(Raw records)
..........

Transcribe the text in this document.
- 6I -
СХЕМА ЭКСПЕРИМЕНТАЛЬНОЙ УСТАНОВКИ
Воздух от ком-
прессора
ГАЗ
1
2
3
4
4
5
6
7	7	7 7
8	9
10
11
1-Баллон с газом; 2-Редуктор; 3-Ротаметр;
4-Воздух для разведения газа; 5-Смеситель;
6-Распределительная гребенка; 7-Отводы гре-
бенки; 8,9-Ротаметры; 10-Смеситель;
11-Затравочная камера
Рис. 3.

..........

Problem
Restate each record exactly as written.

Exercise answer
Transcribe the text in this document.
- 6I -
СХЕМА ЭКСПЕРИМЕНТАЛЬНОЙ УСТАНОВКИ
Воздух от ком-
прессора
ГАЗ
1
2
3
4
4
5
6
7	7	7 7
8	9
10
11
1-Баллон с газом; 2-Редуктор; 3-Ротаметр;
4-Воздух для разведения газа; 5-Смеситель;
6-Распределительная гребенка; 7-Отводы гре-
бенки; 8,9-Ротаметры; 10-Смеситель;
11-Затравочная камера
Рис. 3.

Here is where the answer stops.